* Problem requirements: Count the lines below that contain the word "пользования", and reply with only that number.
───── Listed records ─────
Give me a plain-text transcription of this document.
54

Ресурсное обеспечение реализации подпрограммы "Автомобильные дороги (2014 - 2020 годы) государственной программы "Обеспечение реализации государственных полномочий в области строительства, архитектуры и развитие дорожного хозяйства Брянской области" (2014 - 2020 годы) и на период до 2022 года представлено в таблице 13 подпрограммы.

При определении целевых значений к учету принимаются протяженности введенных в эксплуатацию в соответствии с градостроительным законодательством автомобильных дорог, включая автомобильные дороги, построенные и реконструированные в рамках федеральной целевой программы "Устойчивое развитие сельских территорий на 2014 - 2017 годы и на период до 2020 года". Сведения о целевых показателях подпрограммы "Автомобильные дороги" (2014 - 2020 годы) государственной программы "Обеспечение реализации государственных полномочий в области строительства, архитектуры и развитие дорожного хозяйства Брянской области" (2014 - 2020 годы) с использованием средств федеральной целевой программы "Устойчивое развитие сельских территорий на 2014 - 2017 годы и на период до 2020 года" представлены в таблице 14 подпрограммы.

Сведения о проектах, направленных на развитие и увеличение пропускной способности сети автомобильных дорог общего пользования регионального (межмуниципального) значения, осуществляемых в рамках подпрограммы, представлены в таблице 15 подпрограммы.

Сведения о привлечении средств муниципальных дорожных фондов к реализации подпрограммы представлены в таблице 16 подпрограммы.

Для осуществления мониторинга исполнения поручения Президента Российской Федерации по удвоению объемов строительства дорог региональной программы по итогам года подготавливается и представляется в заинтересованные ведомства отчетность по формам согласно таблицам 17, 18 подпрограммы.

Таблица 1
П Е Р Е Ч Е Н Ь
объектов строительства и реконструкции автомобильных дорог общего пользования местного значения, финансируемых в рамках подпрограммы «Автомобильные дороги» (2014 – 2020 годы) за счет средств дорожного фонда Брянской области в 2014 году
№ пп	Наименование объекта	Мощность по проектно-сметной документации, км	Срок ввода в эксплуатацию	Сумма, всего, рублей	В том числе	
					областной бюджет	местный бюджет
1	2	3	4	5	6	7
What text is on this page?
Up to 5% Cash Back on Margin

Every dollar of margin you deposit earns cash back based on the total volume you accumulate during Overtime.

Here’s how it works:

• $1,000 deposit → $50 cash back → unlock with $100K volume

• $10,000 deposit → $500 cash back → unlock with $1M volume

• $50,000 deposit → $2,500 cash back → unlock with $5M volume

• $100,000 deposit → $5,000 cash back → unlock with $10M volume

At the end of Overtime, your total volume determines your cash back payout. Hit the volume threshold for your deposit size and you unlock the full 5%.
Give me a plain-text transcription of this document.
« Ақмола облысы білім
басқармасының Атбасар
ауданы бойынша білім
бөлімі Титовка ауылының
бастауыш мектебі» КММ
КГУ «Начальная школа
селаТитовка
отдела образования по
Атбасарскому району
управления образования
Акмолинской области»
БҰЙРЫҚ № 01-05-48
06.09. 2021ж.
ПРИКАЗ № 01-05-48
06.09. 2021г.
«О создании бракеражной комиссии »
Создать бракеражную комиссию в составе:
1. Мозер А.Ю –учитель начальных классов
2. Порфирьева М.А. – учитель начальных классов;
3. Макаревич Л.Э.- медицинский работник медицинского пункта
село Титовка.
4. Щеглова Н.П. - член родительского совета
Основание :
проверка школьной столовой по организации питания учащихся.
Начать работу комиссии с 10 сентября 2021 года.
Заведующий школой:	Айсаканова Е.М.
─────
* Response: 2